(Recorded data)
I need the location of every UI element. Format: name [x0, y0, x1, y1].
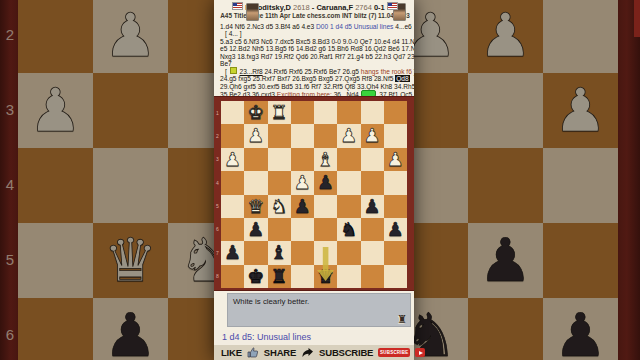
square-b7[interactable] [361, 241, 384, 264]
move-list: 1.d4 Nf6 2.Nc3 d5 3.Bf4 a6 4.e3 D00 1 d4… [220, 23, 410, 96]
annotation-marker-icon [230, 67, 237, 74]
evaluation-text: White is clearly better. [233, 297, 309, 306]
like-label[interactable]: LIKE [221, 347, 242, 358]
black-pawn[interactable]: ♟ [314, 171, 337, 194]
move-line: Be7 [220, 60, 410, 67]
white-pawn[interactable]: ♟ [337, 124, 360, 147]
square-a5[interactable] [384, 195, 407, 218]
square-g2[interactable]: ♟ [244, 124, 267, 147]
square-b4[interactable] [361, 171, 384, 194]
square-d7[interactable] [314, 241, 337, 264]
white-player-elo: 2618 [293, 3, 310, 12]
square-b6[interactable] [361, 218, 384, 241]
white-bishop[interactable]: ♝ [314, 148, 337, 171]
square-a7[interactable] [384, 241, 407, 264]
white-pawn[interactable]: ♟ [361, 124, 384, 147]
moves-text[interactable]: Be7 [220, 60, 232, 67]
square-c2[interactable]: ♟ [337, 124, 360, 147]
rank-label-8: 8 [214, 273, 221, 279]
black-player-elo: 2764 [355, 3, 372, 12]
square-e6[interactable] [291, 218, 314, 241]
black-pawn[interactable]: ♟ [384, 218, 407, 241]
square-d8[interactable]: ♛ [314, 265, 337, 288]
square-a3[interactable]: ♟ [384, 148, 407, 171]
move-line: e5 12.Bd2 Nh5 13.Bg5 f6 14.Bd2 g6 15.Bh6… [220, 45, 410, 52]
black-pawn[interactable]: ♟ [291, 195, 314, 218]
square-b2[interactable]: ♟ [361, 124, 384, 147]
square-f1[interactable]: ♜ [268, 101, 291, 124]
square-c8[interactable] [337, 265, 360, 288]
game-result: 0-1 [374, 3, 385, 12]
white-pawn[interactable]: ♟ [244, 124, 267, 147]
moves-text[interactable]: e5 12.Bd2 Nh5 13.Bg5 f6 14.Bd2 g6 15.Bh6… [220, 45, 414, 52]
black-bishop[interactable]: ♝ [268, 241, 291, 264]
square-f2[interactable] [268, 124, 291, 147]
square-f5[interactable]: ♞ [268, 195, 291, 218]
share-label[interactable]: SHARE [264, 347, 296, 358]
opening-classification[interactable]: D00 1 d4 d5 Unusual lines [316, 23, 393, 30]
square-e8[interactable] [291, 265, 314, 288]
moves-text[interactable]: 5.a3 c5 6.Nf3 Nc6 7.dxc5 Bxc5 8.Bd3 0-0 … [220, 38, 414, 45]
square-h4[interactable] [221, 171, 244, 194]
rank-label-3: 3 [214, 156, 221, 162]
black-king[interactable]: ♚ [244, 265, 267, 288]
moves-text[interactable]: 23...Rf8 [240, 68, 263, 75]
square-c1[interactable] [337, 101, 360, 124]
square-f4[interactable] [268, 171, 291, 194]
black-rook[interactable]: ♜ [268, 265, 291, 288]
square-c5[interactable] [337, 195, 360, 218]
black-queen[interactable]: ♛ [314, 265, 337, 288]
moves-text[interactable]: [ 4... ] [225, 30, 242, 37]
square-d2[interactable] [314, 124, 337, 147]
white-rook[interactable]: ♜ [268, 101, 291, 124]
square-g6[interactable]: ♟ [244, 218, 267, 241]
notation-panel: Naroditsky,D 2618 - Caruana,F 2764 0-1 A… [214, 0, 414, 96]
square-h6[interactable] [221, 218, 244, 241]
square-h7[interactable]: ♟ [221, 241, 244, 264]
square-f3[interactable] [268, 148, 291, 171]
square-c6[interactable]: ♞ [337, 218, 360, 241]
moves-text[interactable]: ] [412, 68, 414, 75]
black-pawn[interactable]: ♟ [361, 195, 384, 218]
square-c7[interactable] [337, 241, 360, 264]
square-a1[interactable] [384, 101, 407, 124]
square-d4[interactable]: ♟ [314, 171, 337, 194]
square-e1[interactable] [291, 101, 314, 124]
moves-text[interactable]: 29.Qh6 gxf5 30.exf5 Bd5 31.f6 Rf7 32.Rf5… [220, 83, 414, 90]
move-line: 1.d4 Nf6 2.Nc3 d5 3.Bf4 a6 4.e3 D00 1 d4… [220, 23, 410, 30]
square-h1[interactable] [221, 101, 244, 124]
black-knight[interactable]: ♞ [337, 218, 360, 241]
rank-label-1: 1 [214, 110, 221, 116]
square-e2[interactable] [291, 124, 314, 147]
title-separator: - [312, 3, 315, 12]
square-h2[interactable] [221, 124, 244, 147]
square-g3[interactable] [244, 148, 267, 171]
white-player-photo [246, 3, 259, 21]
move-line: [ 23...Rf8 24.Rxf6 Rxf6 25.Rxf6 Be7 26.g… [220, 67, 410, 75]
square-a8[interactable] [384, 265, 407, 288]
move-line: [ 4... ] [220, 30, 410, 37]
us-flag-icon [232, 2, 243, 10]
rank-label-7: 7 [214, 250, 221, 256]
moves-text[interactable]: 4...e6 [393, 23, 411, 30]
square-f7[interactable]: ♝ [268, 241, 291, 264]
black-pawn[interactable]: ♟ [244, 218, 267, 241]
move-line: 29.Qh6 gxf5 30.exf5 Bd5 31.f6 Rf7 32.Rf5… [220, 83, 410, 90]
subscribe-button[interactable]: SUBSCRIBE [378, 348, 410, 357]
square-a4[interactable] [384, 171, 407, 194]
square-g4[interactable] [244, 171, 267, 194]
white-pawn[interactable]: ♟ [291, 171, 314, 194]
moves-text[interactable]: [ [225, 68, 229, 75]
black-pawn[interactable]: ♟ [221, 241, 244, 264]
square-b1[interactable] [361, 101, 384, 124]
square-h3[interactable]: ♟ [221, 148, 244, 171]
square-e7[interactable] [291, 241, 314, 264]
square-d6[interactable] [314, 218, 337, 241]
square-b5[interactable]: ♟ [361, 195, 384, 218]
move-line: Nxg3 18.fxg3 Rd7 19.Rf2 Qd6 20.Raf1 Rf7 … [220, 53, 410, 60]
square-c4[interactable] [337, 171, 360, 194]
cta-bar: LIKE SHARE SUBSCRIBE SUBSCRIBE [214, 345, 414, 360]
rank-label-4: 4 [214, 180, 221, 186]
square-g7[interactable] [244, 241, 267, 264]
chess-pieces-icon: ♜ [397, 314, 407, 325]
move-line: 5.a3 c5 6.Nf3 Nc6 7.dxc5 Bxc5 8.Bd3 0-0 … [220, 38, 410, 45]
rank-label-5: 5 [214, 203, 221, 209]
square-g8[interactable]: ♚ [244, 265, 267, 288]
evaluation-box: White is clearly better. ♜ [227, 293, 411, 327]
moves-text[interactable]: 1.d4 Nf6 2.Nc3 d5 3.Bf4 a6 4.e3 [220, 23, 316, 30]
square-b3[interactable] [361, 148, 384, 171]
black-player-name: Caruana,F [316, 3, 353, 12]
share-arrow-icon[interactable] [301, 347, 314, 358]
video-frame: ♚♜♟♟♟♟♝♟♟♟♛♞♟♟♟♞♟♟♝♚♜♛ 12345678 Narodits… [0, 0, 640, 360]
current-move[interactable]: Qd8 [395, 75, 409, 82]
square-d1[interactable] [314, 101, 337, 124]
square-e3[interactable] [291, 148, 314, 171]
rank-label-2: 2 [214, 133, 221, 139]
moves-text[interactable]: 24.g5 fxg5 25.Rxf7 Bxf7 26.Bxg5 Bxg5 27.… [220, 75, 395, 82]
square-g1[interactable]: ♚ [244, 101, 267, 124]
square-a6[interactable]: ♟ [384, 218, 407, 241]
square-h8[interactable] [221, 265, 244, 288]
rank-label-6: 6 [214, 226, 221, 232]
thumbs-up-icon[interactable] [247, 347, 259, 358]
annotation-text: hangs the rook f6 [361, 68, 412, 75]
square-e5[interactable]: ♟ [291, 195, 314, 218]
moves-text[interactable]: 24.Rxf6 Rxf6 25.Rxf6 Be7 26.g5 [263, 68, 361, 75]
square-c3[interactable] [337, 148, 360, 171]
us-flag-icon [387, 2, 398, 10]
opening-name: 1 d4 d5: Unusual lines [214, 330, 414, 345]
square-h5[interactable] [221, 195, 244, 218]
square-e4[interactable]: ♟ [291, 171, 314, 194]
chess-board-frame: 12345678 ♚♜♟♟♟♟♝♟♟♟♛♞♟♟♟♞♟♟♝♚♜♛ [214, 96, 414, 291]
foreground-panel: Naroditsky,D 2618 - Caruana,F 2764 0-1 A… [214, 0, 414, 360]
evaluation-panel: White is clearly better. ♜ [214, 291, 414, 330]
square-f6[interactable] [268, 218, 291, 241]
square-g5[interactable]: ♛ [244, 195, 267, 218]
white-king[interactable]: ♚ [244, 101, 267, 124]
white-queen[interactable]: ♛ [244, 195, 267, 218]
square-b8[interactable] [361, 265, 384, 288]
youtube-icon[interactable] [415, 348, 425, 357]
white-knight[interactable]: ♞ [268, 195, 291, 218]
chess-board: ♚♜♟♟♟♟♝♟♟♟♛♞♟♟♟♞♟♟♝♚♜♛ [221, 101, 407, 288]
move-line: 24.g5 fxg5 25.Rxf7 Bxf7 26.Bxg5 Bxg5 27.… [220, 75, 410, 82]
subscribe-label[interactable]: SUBSCRIBE [319, 347, 373, 358]
square-a2[interactable] [384, 124, 407, 147]
square-d3[interactable]: ♝ [314, 148, 337, 171]
square-d5[interactable] [314, 195, 337, 218]
moves-text[interactable]: Nxg3 18.fxg3 Rd7 19.Rf2 Qd6 20.Raf1 Rf7 … [220, 53, 414, 60]
game-header: Naroditsky,D 2618 - Caruana,F 2764 0-1 A… [220, 2, 410, 20]
square-f8[interactable]: ♜ [268, 265, 291, 288]
white-pawn[interactable]: ♟ [384, 148, 407, 171]
white-pawn[interactable]: ♟ [221, 148, 244, 171]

Exercise brief ▸
Write the lines from the one containing "square-b7[interactable] [361, 241, 384, 264]" through the one containing "square-b4[interactable] [361, 171, 384, 194]", inclusive, as a JSON list of strings with one string per line.

Final result ▸
[
  "square-b7[interactable] [361, 241, 384, 264]",
  "move-list: 1.d4 Nf6 2.Nc3 d5 3.Bf4 a6 4.e3 D00 1 d4… [220, 23, 410, 96]",
  "annotation-marker-icon [230, 67, 237, 74]",
  "evaluation-text: White is clearly better. [233, 297, 309, 306]",
  "like-label[interactable]: LIKE [221, 347, 242, 358]",
  "black-pawn[interactable]: ♟ [314, 171, 337, 194]",
  "move-line: Be7 [220, 60, 410, 67]",
  "white-pawn[interactable]: ♟ [337, 124, 360, 147]",
  "square-a5[interactable] [384, 195, 407, 218]",
  "square-g2[interactable]: ♟ [244, 124, 267, 147]",
  "square-b4[interactable] [361, 171, 384, 194]"
]